━━ PROVIDED INFORMATION
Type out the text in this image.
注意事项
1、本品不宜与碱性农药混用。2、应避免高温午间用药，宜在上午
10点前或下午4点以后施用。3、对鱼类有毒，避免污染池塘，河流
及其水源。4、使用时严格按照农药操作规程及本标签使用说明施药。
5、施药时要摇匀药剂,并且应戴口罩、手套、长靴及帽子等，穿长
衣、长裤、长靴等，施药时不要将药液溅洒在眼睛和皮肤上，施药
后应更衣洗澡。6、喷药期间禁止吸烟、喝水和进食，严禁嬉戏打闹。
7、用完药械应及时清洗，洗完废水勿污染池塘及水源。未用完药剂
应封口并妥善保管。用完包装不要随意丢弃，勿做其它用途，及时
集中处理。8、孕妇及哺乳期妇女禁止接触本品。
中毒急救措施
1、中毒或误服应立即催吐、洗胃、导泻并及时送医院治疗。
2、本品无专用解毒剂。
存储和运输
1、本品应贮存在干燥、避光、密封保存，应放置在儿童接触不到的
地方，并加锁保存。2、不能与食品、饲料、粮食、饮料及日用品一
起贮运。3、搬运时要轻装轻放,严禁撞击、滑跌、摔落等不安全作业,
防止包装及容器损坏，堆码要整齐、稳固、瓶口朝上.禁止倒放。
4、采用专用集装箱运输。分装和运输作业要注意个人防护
━━━━
* **SHORT EXERCISE**
Reproduce the material above, every line of it, exactly.

* **RESULT OF THE TASK**
Type out the text in this image.
注意事项
1、本品不宜与碱性农药混用。2、应避免高温午间用药，宜在上午
10点前或下午4点以后施用。3、对鱼类有毒，避免污染池塘，河流
及其水源。4、使用时严格按照农药操作规程及本标签使用说明施药。
5、施药时要摇匀药剂,并且应戴口罩、手套、长靴及帽子等，穿长
衣、长裤、长靴等，施药时不要将药液溅洒在眼睛和皮肤上，施药
后应更衣洗澡。6、喷药期间禁止吸烟、喝水和进食，严禁嬉戏打闹。
7、用完药械应及时清洗，洗完废水勿污染池塘及水源。未用完药剂
应封口并妥善保管。用完包装不要随意丢弃，勿做其它用途，及时
集中处理。8、孕妇及哺乳期妇女禁止接触本品。
中毒急救措施
1、中毒或误服应立即催吐、洗胃、导泻并及时送医院治疗。
2、本品无专用解毒剂。
存储和运输
1、本品应贮存在干燥、避光、密封保存，应放置在儿童接触不到的
地方，并加锁保存。2、不能与食品、饲料、粮食、饮料及日用品一
起贮运。3、搬运时要轻装轻放,严禁撞击、滑跌、摔落等不安全作业,
防止包装及容器损坏，堆码要整齐、稳固、瓶口朝上.禁止倒放。
4、采用专用集装箱运输。分装和运输作业要注意个人防护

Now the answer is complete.